Written problem:
Filter the data below, keeping every line that contains the string "Písmo" and copying each one in full. Matching is case-sensitive.
[Start Given records]
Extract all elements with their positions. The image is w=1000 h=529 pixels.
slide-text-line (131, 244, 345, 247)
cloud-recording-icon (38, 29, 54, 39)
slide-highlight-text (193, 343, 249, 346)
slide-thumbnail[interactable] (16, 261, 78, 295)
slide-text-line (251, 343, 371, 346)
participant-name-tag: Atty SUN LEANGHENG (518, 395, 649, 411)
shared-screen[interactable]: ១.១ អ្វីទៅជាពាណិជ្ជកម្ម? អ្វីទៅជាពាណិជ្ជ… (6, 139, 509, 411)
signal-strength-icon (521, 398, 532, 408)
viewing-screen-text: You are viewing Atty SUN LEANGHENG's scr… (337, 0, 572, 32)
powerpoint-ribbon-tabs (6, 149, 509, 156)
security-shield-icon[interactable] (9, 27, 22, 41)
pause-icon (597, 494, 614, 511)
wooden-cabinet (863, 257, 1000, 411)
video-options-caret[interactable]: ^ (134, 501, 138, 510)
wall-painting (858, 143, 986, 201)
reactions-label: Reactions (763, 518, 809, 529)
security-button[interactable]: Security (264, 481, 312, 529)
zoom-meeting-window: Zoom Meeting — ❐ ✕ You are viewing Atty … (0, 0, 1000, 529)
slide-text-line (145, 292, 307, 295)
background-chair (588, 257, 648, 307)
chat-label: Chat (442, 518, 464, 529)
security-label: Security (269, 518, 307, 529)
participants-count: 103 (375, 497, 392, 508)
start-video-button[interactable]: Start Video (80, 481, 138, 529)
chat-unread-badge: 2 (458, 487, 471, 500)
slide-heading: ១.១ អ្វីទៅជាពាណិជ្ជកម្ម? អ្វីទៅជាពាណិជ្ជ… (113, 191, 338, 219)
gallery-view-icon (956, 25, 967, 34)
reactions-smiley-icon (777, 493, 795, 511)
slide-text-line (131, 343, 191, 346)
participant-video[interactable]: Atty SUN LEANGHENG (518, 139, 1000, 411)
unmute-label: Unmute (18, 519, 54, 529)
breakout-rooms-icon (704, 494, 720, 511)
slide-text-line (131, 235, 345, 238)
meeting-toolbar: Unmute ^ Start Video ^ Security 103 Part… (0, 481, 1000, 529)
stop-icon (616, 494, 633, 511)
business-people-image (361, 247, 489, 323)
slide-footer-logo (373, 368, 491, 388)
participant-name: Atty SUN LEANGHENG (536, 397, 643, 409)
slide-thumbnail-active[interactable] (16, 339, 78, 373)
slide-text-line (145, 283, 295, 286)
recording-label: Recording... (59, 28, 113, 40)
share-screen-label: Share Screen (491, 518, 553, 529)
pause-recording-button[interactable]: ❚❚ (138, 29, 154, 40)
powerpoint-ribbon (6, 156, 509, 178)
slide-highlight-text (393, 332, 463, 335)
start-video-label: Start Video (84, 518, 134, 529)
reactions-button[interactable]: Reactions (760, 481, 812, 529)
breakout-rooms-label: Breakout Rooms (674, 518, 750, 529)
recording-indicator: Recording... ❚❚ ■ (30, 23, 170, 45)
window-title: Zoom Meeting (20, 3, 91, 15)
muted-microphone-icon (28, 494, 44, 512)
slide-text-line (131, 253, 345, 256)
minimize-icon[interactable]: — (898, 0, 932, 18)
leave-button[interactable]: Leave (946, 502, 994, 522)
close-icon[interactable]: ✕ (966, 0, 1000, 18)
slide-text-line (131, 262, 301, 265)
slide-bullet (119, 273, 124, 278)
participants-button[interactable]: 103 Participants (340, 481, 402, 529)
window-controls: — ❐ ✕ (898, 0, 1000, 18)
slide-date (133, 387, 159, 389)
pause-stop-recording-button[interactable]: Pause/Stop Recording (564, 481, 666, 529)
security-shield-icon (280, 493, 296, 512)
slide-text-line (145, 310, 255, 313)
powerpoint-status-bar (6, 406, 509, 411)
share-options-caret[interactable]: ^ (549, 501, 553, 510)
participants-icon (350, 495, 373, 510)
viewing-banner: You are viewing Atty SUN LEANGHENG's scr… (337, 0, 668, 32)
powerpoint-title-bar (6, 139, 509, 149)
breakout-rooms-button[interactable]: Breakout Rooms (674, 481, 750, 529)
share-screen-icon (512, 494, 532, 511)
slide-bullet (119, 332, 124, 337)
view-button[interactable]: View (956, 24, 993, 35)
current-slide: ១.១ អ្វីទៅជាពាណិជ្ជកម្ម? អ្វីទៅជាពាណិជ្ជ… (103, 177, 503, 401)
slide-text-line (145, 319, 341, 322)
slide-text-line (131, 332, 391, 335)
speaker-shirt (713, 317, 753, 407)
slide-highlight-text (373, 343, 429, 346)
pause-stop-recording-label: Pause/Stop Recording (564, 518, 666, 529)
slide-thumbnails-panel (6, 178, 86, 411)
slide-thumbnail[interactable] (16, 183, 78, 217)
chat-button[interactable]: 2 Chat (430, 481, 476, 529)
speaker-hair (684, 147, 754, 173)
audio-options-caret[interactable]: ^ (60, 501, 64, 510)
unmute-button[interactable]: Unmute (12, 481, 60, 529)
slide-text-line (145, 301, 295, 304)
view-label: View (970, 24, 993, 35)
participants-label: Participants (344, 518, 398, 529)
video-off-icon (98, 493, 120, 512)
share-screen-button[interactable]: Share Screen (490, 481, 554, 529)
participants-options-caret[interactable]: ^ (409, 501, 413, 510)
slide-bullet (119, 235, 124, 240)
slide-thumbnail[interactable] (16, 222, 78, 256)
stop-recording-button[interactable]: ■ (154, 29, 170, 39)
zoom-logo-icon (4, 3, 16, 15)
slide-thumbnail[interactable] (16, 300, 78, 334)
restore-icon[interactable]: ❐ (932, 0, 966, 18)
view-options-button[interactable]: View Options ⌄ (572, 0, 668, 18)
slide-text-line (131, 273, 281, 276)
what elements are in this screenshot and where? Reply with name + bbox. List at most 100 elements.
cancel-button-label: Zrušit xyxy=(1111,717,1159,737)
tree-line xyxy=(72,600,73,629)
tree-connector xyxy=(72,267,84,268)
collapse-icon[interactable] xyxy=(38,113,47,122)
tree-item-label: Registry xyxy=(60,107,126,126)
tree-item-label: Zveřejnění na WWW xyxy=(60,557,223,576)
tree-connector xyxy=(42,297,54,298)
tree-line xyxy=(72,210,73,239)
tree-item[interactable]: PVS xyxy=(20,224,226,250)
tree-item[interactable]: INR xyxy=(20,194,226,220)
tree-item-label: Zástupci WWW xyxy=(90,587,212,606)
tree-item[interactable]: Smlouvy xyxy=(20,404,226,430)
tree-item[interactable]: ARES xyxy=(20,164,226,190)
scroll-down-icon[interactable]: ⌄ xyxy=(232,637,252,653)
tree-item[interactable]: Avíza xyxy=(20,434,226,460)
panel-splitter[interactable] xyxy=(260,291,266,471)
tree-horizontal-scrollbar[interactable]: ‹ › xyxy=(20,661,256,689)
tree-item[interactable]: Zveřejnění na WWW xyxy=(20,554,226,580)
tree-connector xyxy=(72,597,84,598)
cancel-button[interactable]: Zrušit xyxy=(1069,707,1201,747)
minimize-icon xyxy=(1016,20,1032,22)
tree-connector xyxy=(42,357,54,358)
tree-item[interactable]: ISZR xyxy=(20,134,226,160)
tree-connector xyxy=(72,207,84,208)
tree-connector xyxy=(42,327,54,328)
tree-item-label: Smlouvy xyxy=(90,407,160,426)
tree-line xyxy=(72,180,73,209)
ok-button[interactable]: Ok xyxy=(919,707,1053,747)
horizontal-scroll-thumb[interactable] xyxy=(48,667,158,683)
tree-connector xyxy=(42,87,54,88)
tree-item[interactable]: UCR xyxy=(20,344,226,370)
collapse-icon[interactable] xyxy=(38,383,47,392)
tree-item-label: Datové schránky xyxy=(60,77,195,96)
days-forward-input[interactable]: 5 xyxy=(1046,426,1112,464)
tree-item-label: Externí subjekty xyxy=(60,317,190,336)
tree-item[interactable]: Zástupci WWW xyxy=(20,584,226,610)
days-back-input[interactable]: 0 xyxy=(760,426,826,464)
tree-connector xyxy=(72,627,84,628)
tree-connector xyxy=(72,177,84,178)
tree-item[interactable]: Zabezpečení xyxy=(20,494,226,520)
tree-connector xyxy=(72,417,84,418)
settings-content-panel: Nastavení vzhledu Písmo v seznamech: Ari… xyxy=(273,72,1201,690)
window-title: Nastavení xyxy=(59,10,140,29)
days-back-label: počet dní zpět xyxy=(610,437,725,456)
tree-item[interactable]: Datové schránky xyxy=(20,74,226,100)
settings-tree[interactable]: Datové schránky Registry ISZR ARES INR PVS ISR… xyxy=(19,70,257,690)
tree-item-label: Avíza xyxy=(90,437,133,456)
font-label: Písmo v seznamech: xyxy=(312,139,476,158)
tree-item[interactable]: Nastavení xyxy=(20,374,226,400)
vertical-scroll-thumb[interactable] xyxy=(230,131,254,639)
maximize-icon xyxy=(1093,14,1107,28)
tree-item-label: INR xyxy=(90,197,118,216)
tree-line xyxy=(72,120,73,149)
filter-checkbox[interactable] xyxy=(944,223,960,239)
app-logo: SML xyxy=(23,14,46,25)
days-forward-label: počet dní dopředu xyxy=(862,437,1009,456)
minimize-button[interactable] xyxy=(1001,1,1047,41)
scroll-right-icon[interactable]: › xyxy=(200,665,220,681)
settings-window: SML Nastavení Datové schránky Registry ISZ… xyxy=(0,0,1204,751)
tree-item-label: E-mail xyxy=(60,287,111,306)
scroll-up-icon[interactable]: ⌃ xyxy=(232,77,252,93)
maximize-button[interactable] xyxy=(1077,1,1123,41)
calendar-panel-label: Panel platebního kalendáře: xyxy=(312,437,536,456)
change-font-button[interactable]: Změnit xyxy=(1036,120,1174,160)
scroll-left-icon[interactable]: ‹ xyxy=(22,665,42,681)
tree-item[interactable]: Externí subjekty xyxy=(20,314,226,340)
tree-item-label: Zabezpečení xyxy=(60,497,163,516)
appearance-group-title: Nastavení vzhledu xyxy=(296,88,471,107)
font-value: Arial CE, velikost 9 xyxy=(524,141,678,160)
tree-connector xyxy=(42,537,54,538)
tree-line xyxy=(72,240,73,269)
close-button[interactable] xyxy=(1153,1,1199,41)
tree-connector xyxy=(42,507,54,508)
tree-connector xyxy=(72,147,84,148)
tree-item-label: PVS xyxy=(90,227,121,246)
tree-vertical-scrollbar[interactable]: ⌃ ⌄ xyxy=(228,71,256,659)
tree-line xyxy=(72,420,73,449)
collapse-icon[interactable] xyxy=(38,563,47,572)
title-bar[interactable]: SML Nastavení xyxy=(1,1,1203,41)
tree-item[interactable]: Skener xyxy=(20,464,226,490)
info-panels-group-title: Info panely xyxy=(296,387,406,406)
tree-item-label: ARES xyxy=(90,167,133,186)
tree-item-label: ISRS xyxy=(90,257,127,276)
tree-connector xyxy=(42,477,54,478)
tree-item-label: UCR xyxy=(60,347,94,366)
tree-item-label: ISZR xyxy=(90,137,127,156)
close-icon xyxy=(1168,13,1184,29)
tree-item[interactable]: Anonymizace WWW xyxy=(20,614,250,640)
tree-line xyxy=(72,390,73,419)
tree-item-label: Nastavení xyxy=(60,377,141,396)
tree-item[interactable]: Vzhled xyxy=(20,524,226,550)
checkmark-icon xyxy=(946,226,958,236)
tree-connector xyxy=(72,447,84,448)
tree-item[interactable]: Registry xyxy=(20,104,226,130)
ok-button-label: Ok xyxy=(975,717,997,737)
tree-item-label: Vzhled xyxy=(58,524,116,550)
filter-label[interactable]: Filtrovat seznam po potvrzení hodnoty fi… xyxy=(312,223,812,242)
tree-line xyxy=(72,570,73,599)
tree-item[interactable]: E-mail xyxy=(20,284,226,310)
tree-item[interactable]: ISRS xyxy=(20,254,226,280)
[End Given records]
Exercise solution:
settings-content-panel: Nastavení vzhledu Písmo v seznamech: Ari… xyxy=(273,72,1201,690)
font-label: Písmo v seznamech: xyxy=(312,139,476,158)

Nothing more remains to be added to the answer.